>> START Exercise materials

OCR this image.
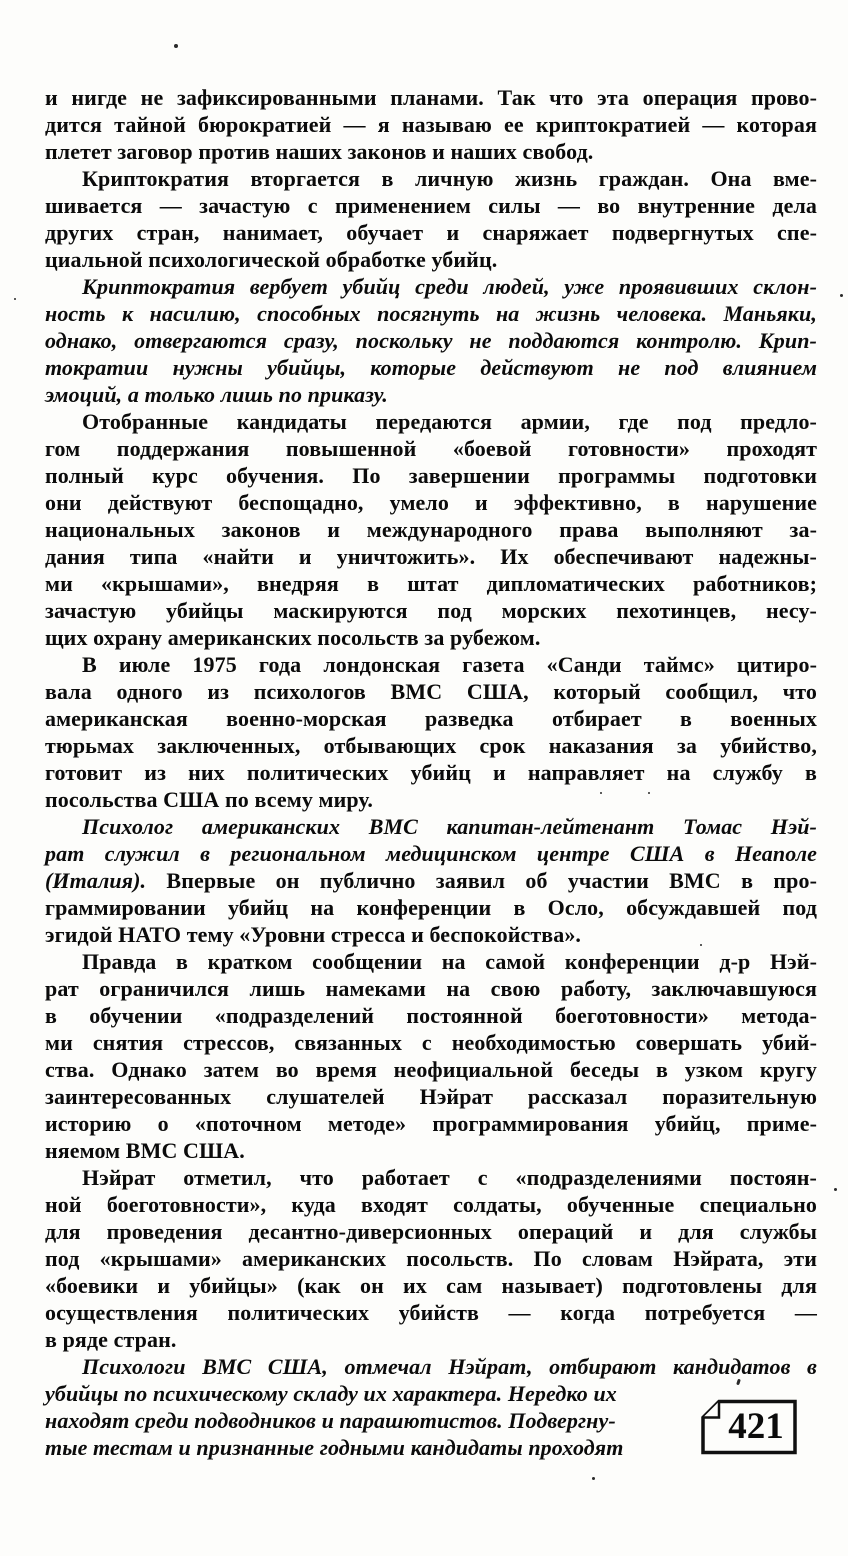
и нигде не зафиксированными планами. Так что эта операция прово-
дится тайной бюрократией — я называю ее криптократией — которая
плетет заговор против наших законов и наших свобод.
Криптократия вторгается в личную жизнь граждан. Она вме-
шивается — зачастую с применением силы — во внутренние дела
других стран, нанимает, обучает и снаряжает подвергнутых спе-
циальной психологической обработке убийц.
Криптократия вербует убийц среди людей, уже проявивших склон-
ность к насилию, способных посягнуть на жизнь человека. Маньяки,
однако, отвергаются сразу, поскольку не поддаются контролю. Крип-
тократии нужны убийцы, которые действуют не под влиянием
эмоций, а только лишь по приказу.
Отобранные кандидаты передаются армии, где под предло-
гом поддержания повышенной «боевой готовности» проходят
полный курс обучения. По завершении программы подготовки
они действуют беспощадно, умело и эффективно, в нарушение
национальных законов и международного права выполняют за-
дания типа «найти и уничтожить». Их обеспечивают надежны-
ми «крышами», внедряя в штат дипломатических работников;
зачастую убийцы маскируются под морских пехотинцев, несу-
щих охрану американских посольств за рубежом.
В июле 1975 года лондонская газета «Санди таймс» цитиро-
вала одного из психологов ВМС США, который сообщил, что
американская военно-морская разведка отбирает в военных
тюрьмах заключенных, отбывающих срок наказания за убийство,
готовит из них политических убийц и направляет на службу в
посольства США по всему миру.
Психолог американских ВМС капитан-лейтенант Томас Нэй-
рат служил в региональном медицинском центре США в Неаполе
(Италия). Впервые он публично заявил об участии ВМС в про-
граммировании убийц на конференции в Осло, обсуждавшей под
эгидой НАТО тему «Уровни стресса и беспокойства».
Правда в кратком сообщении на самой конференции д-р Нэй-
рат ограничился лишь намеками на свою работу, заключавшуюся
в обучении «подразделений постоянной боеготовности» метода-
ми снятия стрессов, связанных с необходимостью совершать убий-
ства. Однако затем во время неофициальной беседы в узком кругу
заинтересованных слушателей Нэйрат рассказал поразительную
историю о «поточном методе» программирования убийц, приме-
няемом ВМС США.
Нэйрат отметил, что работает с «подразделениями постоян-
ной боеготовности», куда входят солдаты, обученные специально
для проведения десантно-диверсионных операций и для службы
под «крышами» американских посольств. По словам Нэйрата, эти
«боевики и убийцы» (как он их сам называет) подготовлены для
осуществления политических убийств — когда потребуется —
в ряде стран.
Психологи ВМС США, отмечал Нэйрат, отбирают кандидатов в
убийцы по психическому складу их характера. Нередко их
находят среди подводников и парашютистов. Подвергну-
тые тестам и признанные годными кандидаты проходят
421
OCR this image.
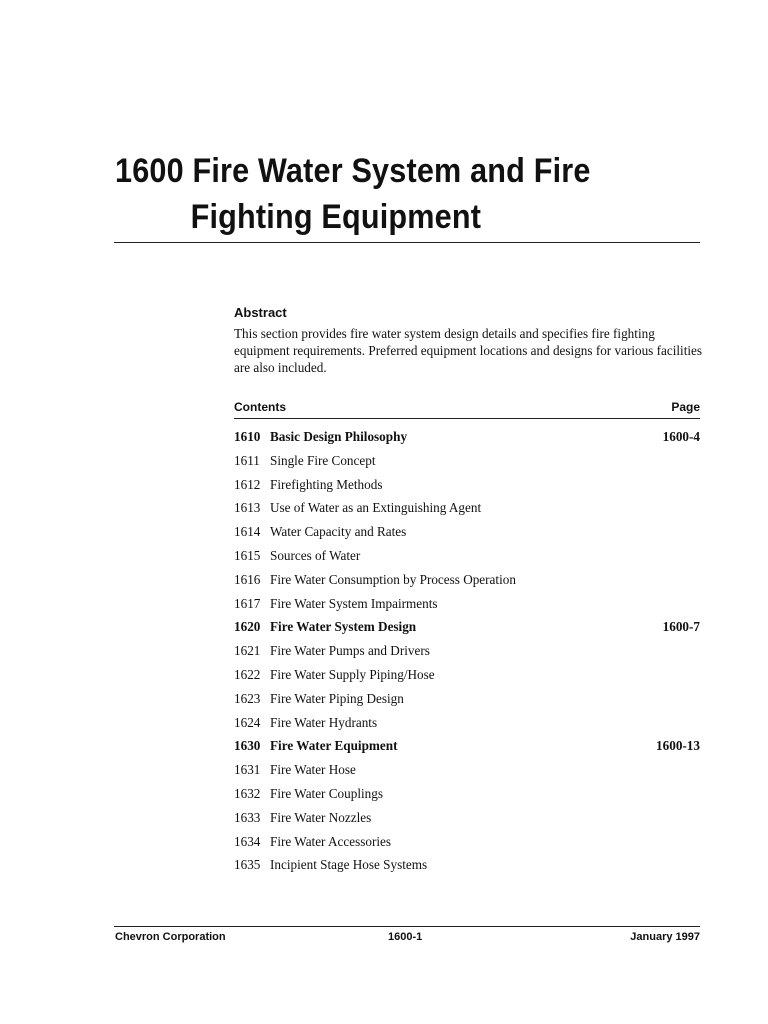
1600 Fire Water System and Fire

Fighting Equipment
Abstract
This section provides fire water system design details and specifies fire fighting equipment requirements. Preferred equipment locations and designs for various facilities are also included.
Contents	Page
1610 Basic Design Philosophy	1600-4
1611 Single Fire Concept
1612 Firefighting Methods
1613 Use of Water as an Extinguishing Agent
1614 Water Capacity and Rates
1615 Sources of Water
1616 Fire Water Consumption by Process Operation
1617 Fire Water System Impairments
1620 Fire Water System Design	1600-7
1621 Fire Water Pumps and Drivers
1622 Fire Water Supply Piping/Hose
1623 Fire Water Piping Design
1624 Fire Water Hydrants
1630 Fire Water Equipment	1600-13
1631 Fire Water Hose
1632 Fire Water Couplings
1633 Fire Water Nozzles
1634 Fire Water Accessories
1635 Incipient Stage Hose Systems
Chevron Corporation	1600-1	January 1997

>> END Exercise materials
>> START Exercise materials

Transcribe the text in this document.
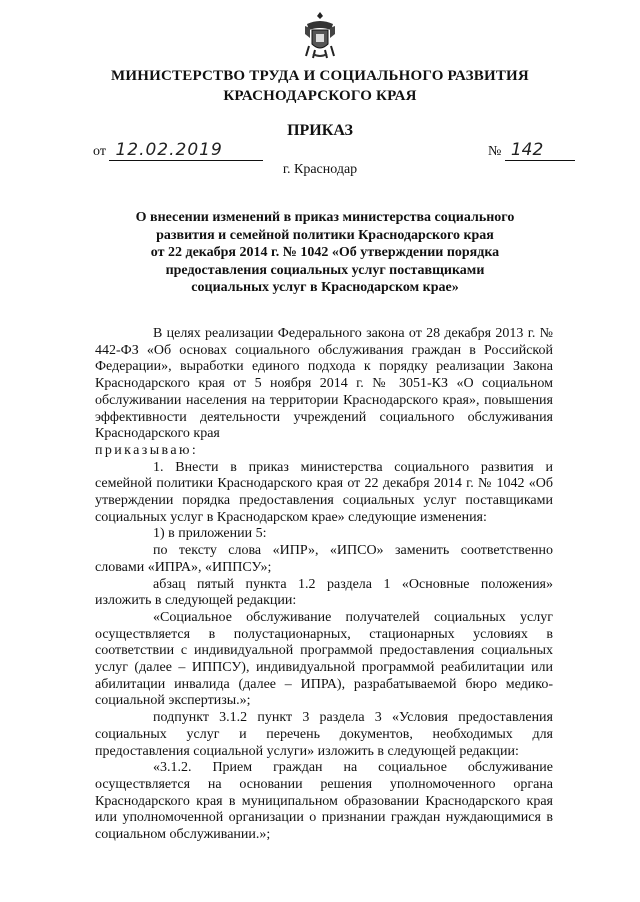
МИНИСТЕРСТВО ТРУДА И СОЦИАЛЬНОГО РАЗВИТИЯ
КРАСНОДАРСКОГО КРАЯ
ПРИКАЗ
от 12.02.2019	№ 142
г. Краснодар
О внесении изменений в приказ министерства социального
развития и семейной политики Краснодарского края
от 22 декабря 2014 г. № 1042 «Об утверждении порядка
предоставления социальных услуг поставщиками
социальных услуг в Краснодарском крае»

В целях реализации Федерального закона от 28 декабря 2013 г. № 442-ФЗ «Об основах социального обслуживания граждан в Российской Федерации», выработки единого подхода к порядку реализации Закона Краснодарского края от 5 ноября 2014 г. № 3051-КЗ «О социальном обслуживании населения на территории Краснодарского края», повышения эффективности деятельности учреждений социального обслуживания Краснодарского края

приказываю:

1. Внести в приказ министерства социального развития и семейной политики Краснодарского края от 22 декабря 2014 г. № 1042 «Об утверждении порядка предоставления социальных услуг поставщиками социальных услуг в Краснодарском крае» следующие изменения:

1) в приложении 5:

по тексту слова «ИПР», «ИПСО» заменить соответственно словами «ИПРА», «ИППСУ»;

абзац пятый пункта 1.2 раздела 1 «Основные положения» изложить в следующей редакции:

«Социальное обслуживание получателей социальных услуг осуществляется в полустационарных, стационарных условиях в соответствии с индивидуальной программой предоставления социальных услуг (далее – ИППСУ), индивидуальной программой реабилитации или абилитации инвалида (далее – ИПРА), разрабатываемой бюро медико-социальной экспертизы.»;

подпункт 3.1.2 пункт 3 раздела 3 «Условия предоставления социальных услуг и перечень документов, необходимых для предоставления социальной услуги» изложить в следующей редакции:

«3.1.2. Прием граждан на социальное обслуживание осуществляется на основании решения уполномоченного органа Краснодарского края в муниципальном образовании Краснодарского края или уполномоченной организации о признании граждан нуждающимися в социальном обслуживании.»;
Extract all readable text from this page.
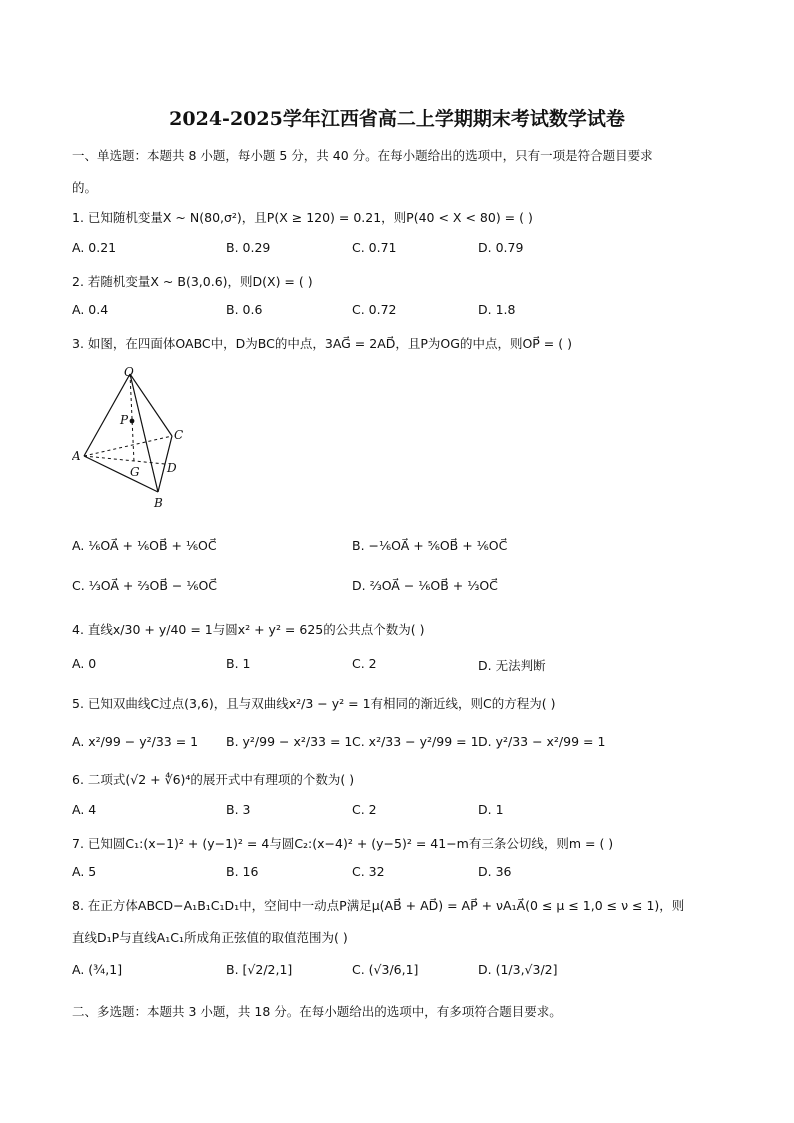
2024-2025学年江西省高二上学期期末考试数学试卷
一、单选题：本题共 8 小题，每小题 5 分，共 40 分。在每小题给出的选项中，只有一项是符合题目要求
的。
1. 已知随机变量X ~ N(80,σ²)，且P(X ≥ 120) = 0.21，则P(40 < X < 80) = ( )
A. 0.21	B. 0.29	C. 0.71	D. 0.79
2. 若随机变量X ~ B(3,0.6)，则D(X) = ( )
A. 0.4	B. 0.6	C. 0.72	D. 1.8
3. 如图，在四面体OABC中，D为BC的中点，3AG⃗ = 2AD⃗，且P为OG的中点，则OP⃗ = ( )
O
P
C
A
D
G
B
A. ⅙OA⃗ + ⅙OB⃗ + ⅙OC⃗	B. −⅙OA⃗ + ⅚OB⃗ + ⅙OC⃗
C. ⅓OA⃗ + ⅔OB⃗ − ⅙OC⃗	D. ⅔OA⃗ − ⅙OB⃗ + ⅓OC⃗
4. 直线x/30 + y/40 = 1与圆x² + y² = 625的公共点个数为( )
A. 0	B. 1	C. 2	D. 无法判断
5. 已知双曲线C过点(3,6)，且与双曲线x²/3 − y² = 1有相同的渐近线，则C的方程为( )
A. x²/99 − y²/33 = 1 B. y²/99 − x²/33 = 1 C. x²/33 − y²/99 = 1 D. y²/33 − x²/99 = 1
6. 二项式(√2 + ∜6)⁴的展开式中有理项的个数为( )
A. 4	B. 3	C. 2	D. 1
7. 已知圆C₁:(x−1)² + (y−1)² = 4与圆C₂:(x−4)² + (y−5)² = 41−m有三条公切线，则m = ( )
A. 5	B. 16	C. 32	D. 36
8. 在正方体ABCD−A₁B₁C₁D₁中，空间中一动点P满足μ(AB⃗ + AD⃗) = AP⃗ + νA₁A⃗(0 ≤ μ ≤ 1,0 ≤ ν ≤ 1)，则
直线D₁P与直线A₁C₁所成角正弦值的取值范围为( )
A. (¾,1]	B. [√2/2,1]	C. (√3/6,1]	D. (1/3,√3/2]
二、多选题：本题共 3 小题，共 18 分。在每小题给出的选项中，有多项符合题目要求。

>> END Exercise materials
>> START Exercise materials

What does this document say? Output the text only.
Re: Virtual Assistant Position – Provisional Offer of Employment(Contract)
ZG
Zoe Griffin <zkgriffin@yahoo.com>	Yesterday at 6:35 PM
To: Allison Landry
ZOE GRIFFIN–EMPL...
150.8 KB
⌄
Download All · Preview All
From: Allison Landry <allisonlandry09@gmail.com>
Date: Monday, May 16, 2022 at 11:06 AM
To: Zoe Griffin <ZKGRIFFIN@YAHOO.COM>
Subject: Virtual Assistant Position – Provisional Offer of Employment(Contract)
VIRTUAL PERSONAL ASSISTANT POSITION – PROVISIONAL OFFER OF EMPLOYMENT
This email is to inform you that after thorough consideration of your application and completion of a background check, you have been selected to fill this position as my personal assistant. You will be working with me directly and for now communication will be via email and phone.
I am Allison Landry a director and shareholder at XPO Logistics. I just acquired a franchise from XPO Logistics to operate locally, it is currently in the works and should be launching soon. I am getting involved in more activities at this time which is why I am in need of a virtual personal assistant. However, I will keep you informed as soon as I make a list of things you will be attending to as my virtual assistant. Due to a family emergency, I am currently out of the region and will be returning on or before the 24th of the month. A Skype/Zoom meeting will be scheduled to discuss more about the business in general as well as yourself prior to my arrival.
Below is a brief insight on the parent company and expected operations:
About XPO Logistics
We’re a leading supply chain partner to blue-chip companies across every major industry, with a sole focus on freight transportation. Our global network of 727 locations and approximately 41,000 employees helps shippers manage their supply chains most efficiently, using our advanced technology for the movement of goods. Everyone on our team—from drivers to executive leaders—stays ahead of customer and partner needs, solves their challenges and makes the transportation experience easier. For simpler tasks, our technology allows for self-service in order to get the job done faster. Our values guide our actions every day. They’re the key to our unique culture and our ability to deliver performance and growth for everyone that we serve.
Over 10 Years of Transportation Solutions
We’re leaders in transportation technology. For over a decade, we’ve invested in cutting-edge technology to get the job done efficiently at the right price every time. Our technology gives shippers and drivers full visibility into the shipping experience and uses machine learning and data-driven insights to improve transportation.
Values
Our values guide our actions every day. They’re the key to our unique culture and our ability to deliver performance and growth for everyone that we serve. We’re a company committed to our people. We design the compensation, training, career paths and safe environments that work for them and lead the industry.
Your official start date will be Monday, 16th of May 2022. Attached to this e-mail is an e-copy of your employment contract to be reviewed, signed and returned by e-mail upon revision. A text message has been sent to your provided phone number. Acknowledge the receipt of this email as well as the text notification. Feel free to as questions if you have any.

>> END Exercise materials

Exercise: Determine how many lines of the listing above hold the word "американских". Report that number without anything else.

Exercise response: 3